### Goal of the exercise
Please restate the following records word for word.

Raw records
◆ ◆ ◆ ◆ ◆

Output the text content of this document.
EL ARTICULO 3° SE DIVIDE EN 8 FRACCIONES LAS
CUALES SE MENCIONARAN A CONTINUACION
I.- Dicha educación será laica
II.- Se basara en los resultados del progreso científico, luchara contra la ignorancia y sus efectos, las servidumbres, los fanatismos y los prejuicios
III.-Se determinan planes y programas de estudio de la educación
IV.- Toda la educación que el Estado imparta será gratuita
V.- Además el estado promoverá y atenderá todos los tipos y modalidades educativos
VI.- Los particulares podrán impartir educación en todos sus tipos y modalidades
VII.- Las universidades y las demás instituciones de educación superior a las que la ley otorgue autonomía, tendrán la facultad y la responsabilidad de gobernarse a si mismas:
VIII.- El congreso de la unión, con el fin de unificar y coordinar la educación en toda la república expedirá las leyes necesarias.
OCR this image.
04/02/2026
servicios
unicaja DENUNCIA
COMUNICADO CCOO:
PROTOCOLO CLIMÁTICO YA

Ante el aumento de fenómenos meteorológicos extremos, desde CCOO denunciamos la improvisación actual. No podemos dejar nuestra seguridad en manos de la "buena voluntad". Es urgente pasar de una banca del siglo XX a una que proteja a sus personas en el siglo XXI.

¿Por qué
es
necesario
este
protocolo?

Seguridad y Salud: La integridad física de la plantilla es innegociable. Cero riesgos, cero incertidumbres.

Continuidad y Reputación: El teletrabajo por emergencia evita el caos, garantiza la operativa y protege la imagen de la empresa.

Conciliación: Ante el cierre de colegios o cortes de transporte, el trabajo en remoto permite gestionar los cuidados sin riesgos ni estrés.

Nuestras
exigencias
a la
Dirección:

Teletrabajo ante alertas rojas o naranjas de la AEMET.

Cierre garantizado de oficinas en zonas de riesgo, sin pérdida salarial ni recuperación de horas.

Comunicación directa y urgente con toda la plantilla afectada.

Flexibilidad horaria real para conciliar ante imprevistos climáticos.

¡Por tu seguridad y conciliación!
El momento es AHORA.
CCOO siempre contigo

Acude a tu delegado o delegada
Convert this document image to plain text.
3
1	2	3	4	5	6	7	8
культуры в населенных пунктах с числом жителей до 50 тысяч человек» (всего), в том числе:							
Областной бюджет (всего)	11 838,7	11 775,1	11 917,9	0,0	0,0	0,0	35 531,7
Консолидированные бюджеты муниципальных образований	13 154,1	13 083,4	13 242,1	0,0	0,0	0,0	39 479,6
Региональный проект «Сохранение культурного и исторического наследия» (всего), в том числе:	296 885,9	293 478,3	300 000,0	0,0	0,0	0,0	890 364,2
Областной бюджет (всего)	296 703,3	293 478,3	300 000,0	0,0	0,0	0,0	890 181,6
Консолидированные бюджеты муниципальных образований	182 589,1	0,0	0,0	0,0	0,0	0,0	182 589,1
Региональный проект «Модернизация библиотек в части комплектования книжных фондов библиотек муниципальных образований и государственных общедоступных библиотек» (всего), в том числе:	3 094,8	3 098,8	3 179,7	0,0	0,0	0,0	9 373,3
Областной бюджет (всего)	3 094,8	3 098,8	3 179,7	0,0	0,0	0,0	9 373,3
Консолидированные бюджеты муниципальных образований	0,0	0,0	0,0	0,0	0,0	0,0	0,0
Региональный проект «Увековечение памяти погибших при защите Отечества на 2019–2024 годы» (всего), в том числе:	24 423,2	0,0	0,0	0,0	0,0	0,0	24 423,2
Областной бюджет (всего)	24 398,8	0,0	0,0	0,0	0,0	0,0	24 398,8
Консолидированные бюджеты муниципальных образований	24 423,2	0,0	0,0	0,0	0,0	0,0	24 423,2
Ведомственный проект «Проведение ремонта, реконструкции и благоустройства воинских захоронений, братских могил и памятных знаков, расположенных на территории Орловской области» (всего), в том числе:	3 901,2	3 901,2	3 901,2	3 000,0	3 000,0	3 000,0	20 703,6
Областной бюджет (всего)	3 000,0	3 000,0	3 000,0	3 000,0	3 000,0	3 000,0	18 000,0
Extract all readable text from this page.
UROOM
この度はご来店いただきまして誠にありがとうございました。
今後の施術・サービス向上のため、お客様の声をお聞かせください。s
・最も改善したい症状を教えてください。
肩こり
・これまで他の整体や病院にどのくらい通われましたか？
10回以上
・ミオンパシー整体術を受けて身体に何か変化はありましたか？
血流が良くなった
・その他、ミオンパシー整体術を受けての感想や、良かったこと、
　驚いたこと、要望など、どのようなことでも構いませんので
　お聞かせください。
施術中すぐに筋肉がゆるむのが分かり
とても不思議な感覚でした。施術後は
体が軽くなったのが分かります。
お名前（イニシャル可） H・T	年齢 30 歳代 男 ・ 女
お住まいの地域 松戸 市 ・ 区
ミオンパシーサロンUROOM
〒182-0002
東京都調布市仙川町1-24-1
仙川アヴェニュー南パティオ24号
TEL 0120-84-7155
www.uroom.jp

◆ ◆ ◆ ◆ ◆

### Answer to this task
Output the text content of this document.
EL ARTICULO 3° SE DIVIDE EN 8 FRACCIONES LAS
CUALES SE MENCIONARAN A CONTINUACION
I.- Dicha educación será laica
II.- Se basara en los resultados del progreso científico, luchara contra la ignorancia y sus efectos, las servidumbres, los fanatismos y los prejuicios
III.-Se determinan planes y programas de estudio de la educación
IV.- Toda la educación que el Estado imparta será gratuita
V.- Además el estado promoverá y atenderá todos los tipos y modalidades educativos
VI.- Los particulares podrán impartir educación en todos sus tipos y modalidades
VII.- Las universidades y las demás instituciones de educación superior a las que la ley otorgue autonomía, tendrán la facultad y la responsabilidad de gobernarse a si mismas:
VIII.- El congreso de la unión, con el fin de unificar y coordinar la educación en toda la república expedirá las leyes necesarias.
OCR this image.
04/02/2026
servicios
unicaja DENUNCIA
COMUNICADO CCOO:
PROTOCOLO CLIMÁTICO YA

Ante el aumento de fenómenos meteorológicos extremos, desde CCOO denunciamos la improvisación actual. No podemos dejar nuestra seguridad en manos de la "buena voluntad". Es urgente pasar de una banca del siglo XX a una que proteja a sus personas en el siglo XXI.

¿Por qué
es
necesario
este
protocolo?

Seguridad y Salud: La integridad física de la plantilla es innegociable. Cero riesgos, cero incertidumbres.

Continuidad y Reputación: El teletrabajo por emergencia evita el caos, garantiza la operativa y protege la imagen de la empresa.

Conciliación: Ante el cierre de colegios o cortes de transporte, el trabajo en remoto permite gestionar los cuidados sin riesgos ni estrés.

Nuestras
exigencias
a la
Dirección:

Teletrabajo ante alertas rojas o naranjas de la AEMET.

Cierre garantizado de oficinas en zonas de riesgo, sin pérdida salarial ni recuperación de horas.

Comunicación directa y urgente con toda la plantilla afectada.

Flexibilidad horaria real para conciliar ante imprevistos climáticos.

¡Por tu seguridad y conciliación!
El momento es AHORA.
CCOO siempre contigo

Acude a tu delegado o delegada
Convert this document image to plain text.
3
1	2	3	4	5	6	7	8
культуры в населенных пунктах с числом жителей до 50 тысяч человек» (всего), в том числе:							
Областной бюджет (всего)	11 838,7	11 775,1	11 917,9	0,0	0,0	0,0	35 531,7
Консолидированные бюджеты муниципальных образований	13 154,1	13 083,4	13 242,1	0,0	0,0	0,0	39 479,6
Региональный проект «Сохранение культурного и исторического наследия» (всего), в том числе:	296 885,9	293 478,3	300 000,0	0,0	0,0	0,0	890 364,2
Областной бюджет (всего)	296 703,3	293 478,3	300 000,0	0,0	0,0	0,0	890 181,6
Консолидированные бюджеты муниципальных образований	182 589,1	0,0	0,0	0,0	0,0	0,0	182 589,1
Региональный проект «Модернизация библиотек в части комплектования книжных фондов библиотек муниципальных образований и государственных общедоступных библиотек» (всего), в том числе:	3 094,8	3 098,8	3 179,7	0,0	0,0	0,0	9 373,3
Областной бюджет (всего)	3 094,8	3 098,8	3 179,7	0,0	0,0	0,0	9 373,3
Консолидированные бюджеты муниципальных образований	0,0	0,0	0,0	0,0	0,0	0,0	0,0
Региональный проект «Увековечение памяти погибших при защите Отечества на 2019–2024 годы» (всего), в том числе:	24 423,2	0,0	0,0	0,0	0,0	0,0	24 423,2
Областной бюджет (всего)	24 398,8	0,0	0,0	0,0	0,0	0,0	24 398,8
Консолидированные бюджеты муниципальных образований	24 423,2	0,0	0,0	0,0	0,0	0,0	24 423,2
Ведомственный проект «Проведение ремонта, реконструкции и благоустройства воинских захоронений, братских могил и памятных знаков, расположенных на территории Орловской области» (всего), в том числе:	3 901,2	3 901,2	3 901,2	3 000,0	3 000,0	3 000,0	20 703,6
Областной бюджет (всего)	3 000,0	3 000,0	3 000,0	3 000,0	3 000,0	3 000,0	18 000,0
Extract all readable text from this page.
UROOM
この度はご来店いただきまして誠にありがとうございました。
今後の施術・サービス向上のため、お客様の声をお聞かせください。s
・最も改善したい症状を教えてください。
肩こり
・これまで他の整体や病院にどのくらい通われましたか？
10回以上
・ミオンパシー整体術を受けて身体に何か変化はありましたか？
血流が良くなった
・その他、ミオンパシー整体術を受けての感想や、良かったこと、
　驚いたこと、要望など、どのようなことでも構いませんので
　お聞かせください。
施術中すぐに筋肉がゆるむのが分かり
とても不思議な感覚でした。施術後は
体が軽くなったのが分かります。
お名前（イニシャル可） H・T	年齢 30 歳代 男 ・ 女
お住まいの地域 松戸 市 ・ 区
ミオンパシーサロンUROOM
〒182-0002
東京都調布市仙川町1-24-1
仙川アヴェニュー南パティオ24号
TEL 0120-84-7155
www.uroom.jp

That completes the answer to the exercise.